Aim of the task: Select all lines in the records that include "required".

-- Start Exercise materials --

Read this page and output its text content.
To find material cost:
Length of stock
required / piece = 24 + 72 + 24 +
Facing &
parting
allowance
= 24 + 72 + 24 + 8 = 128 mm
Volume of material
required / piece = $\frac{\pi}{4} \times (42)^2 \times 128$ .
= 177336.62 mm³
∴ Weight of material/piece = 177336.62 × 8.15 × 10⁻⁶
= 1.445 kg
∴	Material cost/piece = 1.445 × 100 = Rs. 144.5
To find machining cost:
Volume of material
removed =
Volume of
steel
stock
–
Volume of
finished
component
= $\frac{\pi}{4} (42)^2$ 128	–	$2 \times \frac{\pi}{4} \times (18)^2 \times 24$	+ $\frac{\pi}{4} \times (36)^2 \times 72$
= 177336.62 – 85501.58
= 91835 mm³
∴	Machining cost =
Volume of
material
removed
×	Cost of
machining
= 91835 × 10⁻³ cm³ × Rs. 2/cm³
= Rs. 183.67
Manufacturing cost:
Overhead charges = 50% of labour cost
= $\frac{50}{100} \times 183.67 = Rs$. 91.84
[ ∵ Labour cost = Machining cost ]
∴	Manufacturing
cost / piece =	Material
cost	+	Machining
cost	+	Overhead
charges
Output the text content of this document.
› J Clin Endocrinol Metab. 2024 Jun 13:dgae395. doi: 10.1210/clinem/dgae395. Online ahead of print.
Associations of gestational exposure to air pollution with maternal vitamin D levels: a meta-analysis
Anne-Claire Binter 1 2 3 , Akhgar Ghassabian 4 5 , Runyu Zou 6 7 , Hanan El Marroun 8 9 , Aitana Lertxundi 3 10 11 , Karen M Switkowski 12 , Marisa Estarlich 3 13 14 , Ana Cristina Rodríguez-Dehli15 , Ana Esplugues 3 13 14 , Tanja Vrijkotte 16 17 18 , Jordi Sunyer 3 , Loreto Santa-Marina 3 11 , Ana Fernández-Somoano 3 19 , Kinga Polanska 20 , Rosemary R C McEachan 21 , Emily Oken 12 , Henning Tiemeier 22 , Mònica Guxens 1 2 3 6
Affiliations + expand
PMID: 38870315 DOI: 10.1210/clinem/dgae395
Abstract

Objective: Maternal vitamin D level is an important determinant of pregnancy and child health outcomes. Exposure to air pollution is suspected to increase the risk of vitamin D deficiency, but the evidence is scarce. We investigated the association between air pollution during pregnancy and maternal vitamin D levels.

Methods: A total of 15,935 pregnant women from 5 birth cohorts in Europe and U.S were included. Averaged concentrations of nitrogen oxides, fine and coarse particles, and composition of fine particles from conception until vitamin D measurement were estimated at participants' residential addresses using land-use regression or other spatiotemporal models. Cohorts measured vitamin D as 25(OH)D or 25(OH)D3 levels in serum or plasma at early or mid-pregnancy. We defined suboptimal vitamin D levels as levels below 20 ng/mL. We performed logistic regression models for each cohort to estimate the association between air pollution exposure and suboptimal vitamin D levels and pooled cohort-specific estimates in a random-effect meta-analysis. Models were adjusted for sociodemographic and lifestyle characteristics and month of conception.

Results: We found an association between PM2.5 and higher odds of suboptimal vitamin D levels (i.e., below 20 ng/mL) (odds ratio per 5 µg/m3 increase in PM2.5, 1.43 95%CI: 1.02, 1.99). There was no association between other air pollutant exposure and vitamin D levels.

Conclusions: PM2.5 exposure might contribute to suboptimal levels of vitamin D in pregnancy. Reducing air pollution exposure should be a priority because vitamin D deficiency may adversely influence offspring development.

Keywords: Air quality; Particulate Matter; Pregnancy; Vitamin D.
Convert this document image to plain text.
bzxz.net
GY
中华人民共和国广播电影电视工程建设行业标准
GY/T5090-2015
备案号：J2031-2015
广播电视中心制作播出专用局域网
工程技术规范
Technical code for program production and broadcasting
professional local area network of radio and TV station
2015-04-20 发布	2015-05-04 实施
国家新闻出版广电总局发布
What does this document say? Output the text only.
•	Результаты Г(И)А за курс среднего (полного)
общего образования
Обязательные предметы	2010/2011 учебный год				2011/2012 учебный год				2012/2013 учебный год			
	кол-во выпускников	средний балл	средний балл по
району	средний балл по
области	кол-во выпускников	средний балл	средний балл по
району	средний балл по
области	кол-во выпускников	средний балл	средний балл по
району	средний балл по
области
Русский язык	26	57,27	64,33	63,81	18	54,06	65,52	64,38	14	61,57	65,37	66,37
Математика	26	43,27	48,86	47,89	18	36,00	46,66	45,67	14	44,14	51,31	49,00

-- End Exercise materials --

Written answer:
required / piece = 24 + 72 + 24 +
required / piece = $\frac{\pi}{4} \times (42)^2 \times 128$ .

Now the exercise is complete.